> Stated problem: How many lines of the data include the string "Тест"? State the number and nothing else.

> Provided material:
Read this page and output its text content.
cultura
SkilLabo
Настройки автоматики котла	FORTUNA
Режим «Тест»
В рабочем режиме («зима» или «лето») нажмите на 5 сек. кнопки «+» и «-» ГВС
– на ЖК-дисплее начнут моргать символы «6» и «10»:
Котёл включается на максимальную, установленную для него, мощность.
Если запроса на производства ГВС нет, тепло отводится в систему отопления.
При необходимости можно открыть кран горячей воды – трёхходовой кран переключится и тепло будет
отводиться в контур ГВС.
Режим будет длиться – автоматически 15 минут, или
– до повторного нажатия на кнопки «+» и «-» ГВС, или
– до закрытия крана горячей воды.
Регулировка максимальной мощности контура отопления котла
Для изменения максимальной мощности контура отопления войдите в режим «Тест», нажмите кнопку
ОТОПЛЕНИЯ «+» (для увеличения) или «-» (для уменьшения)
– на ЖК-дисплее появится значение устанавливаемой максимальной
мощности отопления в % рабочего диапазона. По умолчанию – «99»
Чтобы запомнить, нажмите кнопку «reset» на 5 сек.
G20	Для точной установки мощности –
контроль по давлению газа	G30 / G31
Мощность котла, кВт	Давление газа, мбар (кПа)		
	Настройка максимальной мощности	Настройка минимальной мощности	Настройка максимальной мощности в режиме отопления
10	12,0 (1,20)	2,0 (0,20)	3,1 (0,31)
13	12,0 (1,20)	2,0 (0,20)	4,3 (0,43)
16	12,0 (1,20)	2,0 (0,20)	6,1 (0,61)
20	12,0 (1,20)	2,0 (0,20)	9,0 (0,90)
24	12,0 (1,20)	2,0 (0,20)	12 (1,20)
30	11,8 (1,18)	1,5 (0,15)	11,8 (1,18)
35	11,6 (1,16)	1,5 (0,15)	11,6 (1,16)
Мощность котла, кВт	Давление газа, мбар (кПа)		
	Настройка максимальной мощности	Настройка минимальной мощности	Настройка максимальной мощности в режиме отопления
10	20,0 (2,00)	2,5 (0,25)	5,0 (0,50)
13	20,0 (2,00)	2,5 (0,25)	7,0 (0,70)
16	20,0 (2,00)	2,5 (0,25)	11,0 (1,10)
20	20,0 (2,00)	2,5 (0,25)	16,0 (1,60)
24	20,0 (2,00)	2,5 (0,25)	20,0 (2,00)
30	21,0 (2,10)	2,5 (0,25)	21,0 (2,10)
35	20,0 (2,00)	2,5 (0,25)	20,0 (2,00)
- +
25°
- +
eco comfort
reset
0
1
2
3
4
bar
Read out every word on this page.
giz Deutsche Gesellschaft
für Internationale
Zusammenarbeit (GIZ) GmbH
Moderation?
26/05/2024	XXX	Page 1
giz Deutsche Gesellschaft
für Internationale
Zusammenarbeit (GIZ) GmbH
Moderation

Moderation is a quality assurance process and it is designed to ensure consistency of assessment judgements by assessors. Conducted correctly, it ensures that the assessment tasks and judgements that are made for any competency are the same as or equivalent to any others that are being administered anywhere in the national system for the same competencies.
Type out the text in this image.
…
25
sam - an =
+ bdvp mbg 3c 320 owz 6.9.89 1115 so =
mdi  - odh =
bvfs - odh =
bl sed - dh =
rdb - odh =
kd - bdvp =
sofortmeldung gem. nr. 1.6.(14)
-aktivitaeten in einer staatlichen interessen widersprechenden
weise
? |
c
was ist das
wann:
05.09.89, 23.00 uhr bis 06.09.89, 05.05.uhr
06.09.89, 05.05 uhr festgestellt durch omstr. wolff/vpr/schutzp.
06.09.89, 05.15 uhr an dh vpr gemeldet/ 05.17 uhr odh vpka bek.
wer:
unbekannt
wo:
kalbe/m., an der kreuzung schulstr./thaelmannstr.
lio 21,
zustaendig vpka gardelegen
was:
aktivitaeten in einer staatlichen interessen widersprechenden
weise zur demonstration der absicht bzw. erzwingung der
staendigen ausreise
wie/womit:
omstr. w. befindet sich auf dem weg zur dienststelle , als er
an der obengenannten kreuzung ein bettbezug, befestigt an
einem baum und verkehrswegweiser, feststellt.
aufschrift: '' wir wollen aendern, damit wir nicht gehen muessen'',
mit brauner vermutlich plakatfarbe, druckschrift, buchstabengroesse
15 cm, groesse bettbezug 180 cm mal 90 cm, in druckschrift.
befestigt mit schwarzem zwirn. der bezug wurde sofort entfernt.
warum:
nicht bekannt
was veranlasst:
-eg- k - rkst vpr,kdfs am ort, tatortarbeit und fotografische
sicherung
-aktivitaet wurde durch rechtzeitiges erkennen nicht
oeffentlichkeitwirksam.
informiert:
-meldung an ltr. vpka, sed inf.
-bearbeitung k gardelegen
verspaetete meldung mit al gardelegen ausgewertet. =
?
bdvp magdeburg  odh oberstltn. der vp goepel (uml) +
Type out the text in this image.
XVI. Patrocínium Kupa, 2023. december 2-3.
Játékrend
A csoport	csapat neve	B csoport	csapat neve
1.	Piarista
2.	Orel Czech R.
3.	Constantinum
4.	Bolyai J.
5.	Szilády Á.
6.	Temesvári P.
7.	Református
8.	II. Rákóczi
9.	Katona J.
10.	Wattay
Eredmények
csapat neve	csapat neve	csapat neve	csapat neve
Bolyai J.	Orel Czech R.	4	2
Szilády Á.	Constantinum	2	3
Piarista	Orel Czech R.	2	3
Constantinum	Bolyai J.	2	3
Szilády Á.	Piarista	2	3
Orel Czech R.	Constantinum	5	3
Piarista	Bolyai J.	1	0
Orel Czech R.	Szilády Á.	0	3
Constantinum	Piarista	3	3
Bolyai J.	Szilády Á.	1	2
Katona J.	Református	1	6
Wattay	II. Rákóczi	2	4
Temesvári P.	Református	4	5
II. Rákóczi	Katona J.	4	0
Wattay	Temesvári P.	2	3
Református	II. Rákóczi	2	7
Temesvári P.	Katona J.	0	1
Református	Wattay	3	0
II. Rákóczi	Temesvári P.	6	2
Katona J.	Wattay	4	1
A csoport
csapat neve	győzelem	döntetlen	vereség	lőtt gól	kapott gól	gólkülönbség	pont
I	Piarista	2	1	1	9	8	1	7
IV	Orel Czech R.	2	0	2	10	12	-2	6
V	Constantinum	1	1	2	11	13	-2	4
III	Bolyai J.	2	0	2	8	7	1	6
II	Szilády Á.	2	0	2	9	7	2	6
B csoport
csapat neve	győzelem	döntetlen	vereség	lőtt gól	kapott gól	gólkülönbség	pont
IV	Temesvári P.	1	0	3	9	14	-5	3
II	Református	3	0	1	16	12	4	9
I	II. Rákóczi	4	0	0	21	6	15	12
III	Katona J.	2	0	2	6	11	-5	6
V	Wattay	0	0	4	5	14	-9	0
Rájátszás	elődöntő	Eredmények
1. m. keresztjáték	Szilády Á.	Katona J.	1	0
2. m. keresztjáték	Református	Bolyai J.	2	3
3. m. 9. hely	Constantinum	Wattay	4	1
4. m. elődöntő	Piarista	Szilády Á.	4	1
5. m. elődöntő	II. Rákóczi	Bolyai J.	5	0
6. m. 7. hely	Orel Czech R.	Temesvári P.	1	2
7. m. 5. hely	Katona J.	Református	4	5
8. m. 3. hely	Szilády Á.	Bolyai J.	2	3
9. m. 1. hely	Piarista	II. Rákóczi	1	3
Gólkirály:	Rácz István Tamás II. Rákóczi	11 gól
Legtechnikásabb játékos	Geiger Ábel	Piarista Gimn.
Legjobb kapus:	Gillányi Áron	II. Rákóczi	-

> Task answer: 2